*Set exercise*
Wherever a line holds the word "olmasa", copy that line out.

*Exercise materials*
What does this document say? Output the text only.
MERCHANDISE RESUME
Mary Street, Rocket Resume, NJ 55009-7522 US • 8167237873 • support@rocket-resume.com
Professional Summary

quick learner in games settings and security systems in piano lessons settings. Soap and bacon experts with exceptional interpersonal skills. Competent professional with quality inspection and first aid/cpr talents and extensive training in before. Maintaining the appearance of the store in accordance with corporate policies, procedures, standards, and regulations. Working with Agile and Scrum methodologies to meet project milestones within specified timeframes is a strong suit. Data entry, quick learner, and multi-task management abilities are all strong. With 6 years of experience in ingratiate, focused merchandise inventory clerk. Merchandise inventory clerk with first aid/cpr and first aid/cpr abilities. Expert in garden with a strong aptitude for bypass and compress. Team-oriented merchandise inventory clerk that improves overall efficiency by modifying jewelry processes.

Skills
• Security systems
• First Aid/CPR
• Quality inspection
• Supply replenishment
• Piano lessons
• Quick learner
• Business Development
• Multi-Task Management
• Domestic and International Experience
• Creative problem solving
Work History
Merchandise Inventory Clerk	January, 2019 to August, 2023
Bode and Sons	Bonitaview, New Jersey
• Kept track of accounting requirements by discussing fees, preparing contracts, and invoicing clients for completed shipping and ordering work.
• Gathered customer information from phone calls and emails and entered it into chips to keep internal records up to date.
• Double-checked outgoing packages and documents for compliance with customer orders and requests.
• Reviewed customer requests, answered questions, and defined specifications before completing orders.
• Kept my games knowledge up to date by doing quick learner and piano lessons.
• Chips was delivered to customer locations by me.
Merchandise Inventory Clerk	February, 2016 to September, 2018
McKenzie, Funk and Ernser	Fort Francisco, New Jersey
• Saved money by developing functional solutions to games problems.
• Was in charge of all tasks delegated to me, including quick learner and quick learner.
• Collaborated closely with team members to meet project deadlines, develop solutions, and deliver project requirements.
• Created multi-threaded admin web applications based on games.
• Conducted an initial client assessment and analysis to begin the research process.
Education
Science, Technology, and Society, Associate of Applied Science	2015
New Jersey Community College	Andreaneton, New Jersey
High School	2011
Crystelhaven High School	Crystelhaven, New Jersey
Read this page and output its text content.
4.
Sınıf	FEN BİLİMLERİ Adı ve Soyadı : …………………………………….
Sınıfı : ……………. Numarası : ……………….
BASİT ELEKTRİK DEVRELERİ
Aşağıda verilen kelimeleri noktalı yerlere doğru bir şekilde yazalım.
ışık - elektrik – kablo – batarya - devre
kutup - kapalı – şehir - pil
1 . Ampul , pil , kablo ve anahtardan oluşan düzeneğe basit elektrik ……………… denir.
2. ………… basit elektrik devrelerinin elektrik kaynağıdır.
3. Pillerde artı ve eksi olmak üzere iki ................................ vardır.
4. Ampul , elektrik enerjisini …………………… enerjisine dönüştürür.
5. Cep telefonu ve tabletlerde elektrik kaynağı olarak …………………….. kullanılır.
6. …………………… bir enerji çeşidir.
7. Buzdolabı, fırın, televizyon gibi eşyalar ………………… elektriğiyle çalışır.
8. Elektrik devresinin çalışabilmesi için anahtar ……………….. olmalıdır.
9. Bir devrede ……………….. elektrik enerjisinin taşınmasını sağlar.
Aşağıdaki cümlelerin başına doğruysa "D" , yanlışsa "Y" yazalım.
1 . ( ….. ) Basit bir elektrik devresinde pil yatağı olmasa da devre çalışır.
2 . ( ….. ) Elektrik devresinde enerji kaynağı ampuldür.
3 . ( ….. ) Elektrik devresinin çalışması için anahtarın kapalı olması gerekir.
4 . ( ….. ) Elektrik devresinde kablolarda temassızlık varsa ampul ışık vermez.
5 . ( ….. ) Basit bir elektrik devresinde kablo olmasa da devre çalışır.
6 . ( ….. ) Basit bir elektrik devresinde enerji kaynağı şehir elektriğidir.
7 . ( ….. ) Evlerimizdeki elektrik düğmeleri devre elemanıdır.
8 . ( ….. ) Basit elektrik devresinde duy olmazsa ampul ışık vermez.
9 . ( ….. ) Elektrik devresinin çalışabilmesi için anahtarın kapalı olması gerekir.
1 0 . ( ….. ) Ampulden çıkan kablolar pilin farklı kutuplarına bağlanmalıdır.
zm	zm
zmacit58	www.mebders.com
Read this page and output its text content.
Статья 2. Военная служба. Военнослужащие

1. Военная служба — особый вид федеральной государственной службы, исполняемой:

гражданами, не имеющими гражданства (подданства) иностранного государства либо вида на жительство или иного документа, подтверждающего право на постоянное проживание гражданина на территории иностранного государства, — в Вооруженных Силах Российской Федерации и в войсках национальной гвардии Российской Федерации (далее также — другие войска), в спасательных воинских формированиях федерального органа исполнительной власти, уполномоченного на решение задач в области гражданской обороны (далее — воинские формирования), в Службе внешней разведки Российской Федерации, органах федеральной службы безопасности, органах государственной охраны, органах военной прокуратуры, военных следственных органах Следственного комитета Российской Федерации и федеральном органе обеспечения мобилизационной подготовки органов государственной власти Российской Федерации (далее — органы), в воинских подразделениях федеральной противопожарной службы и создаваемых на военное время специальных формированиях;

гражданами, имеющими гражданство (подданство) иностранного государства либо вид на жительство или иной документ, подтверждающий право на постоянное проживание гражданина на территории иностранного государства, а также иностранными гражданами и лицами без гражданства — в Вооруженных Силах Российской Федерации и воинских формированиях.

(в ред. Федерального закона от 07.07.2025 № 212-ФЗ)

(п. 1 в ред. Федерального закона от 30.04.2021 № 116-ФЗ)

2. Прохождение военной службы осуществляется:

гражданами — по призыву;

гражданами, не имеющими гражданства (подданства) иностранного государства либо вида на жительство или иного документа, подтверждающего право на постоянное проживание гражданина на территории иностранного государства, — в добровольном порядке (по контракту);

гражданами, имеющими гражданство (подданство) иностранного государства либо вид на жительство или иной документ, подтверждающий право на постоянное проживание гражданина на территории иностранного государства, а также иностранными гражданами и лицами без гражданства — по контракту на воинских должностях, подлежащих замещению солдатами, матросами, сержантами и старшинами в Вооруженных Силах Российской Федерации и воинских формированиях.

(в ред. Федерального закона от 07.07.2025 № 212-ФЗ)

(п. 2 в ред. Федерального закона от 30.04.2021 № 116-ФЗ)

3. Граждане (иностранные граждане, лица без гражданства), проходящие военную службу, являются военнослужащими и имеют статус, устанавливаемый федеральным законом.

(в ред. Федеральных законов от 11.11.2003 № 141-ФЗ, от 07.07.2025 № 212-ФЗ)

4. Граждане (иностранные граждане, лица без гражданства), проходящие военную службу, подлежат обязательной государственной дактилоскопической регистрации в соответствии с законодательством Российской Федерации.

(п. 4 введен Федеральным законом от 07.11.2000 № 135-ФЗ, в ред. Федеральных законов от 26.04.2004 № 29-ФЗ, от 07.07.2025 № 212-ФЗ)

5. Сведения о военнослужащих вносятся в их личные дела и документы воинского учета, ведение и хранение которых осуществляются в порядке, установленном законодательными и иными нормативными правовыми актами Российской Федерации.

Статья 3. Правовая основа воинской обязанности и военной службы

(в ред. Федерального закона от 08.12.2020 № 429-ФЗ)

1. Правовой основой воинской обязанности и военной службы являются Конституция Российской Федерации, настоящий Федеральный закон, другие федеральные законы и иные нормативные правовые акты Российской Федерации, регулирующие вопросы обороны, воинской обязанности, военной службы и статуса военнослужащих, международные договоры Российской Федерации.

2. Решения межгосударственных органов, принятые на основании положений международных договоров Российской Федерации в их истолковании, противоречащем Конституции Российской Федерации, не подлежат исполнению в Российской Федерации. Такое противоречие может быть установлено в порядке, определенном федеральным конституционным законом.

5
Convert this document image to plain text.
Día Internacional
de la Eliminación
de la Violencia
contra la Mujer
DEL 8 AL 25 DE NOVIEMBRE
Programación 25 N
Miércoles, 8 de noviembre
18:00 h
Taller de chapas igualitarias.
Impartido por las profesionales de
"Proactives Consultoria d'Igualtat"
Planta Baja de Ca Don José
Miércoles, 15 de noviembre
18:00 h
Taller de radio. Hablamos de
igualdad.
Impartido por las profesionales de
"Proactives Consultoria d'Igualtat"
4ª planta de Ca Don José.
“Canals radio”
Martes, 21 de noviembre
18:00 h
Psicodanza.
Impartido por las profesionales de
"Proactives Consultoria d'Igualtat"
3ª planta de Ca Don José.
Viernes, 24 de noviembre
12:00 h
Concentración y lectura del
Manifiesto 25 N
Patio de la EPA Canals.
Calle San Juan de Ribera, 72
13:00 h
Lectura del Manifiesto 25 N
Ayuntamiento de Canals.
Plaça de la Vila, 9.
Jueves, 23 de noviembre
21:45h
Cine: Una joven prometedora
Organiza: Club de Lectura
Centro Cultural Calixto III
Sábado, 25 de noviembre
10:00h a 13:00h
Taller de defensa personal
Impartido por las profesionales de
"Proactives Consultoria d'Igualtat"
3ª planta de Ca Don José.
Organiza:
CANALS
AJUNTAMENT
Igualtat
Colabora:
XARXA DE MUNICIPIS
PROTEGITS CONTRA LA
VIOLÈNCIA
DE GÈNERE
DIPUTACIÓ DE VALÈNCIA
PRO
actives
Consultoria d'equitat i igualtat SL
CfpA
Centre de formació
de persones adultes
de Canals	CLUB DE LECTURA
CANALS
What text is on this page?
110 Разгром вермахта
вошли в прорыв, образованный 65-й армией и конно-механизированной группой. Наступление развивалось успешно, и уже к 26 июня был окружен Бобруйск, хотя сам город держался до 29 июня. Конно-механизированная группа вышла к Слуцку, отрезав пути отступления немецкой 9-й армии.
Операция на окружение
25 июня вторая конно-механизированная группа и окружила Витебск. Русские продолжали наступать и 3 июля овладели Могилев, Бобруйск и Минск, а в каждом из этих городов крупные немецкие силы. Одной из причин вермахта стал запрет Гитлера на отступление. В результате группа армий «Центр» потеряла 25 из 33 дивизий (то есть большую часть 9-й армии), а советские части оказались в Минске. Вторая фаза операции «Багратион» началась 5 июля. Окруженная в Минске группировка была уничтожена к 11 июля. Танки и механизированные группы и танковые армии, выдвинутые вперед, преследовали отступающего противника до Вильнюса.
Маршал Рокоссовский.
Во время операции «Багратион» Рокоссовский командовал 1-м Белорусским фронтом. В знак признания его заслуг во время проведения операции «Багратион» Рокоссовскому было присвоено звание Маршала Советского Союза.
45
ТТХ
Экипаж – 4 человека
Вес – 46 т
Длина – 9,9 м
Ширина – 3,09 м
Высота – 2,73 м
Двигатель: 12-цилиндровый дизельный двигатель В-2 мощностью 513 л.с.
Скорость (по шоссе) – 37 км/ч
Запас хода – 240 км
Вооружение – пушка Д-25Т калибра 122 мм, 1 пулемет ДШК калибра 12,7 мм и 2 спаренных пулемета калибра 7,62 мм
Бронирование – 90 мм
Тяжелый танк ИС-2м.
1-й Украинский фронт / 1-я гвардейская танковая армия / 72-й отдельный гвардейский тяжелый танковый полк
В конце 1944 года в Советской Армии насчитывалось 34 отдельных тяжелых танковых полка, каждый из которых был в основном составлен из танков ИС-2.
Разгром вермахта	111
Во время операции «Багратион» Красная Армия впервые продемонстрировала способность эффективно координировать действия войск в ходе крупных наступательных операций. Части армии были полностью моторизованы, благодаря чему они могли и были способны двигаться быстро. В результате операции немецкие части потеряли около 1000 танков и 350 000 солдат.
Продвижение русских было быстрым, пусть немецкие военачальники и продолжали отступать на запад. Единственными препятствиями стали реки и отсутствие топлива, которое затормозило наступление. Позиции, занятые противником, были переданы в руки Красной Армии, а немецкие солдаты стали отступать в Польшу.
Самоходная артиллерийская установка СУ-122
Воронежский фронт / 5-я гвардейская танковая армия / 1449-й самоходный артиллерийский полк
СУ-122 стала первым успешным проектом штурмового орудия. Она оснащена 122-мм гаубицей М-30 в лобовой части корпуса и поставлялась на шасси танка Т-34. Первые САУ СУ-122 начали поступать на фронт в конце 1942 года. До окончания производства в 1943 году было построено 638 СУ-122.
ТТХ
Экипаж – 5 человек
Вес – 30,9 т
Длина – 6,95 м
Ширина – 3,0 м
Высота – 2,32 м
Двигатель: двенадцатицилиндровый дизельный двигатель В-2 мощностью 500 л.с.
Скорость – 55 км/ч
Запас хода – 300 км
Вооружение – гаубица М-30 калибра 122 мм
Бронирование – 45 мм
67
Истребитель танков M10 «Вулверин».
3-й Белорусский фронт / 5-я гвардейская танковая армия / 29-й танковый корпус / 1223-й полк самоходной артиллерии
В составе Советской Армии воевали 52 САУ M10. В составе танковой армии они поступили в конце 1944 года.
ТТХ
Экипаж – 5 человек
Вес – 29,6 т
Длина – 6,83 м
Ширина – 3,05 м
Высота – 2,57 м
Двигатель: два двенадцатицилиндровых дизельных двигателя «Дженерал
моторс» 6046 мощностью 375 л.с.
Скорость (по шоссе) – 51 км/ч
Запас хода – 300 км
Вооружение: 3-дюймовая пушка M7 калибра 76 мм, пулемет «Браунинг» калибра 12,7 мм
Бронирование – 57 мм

*Answer in full*
1 . ( ….. ) Basit bir elektrik devresinde pil yatağı olmasa da devre çalışır.
5 . ( ….. ) Basit bir elektrik devresinde kablo olmasa da devre çalışır.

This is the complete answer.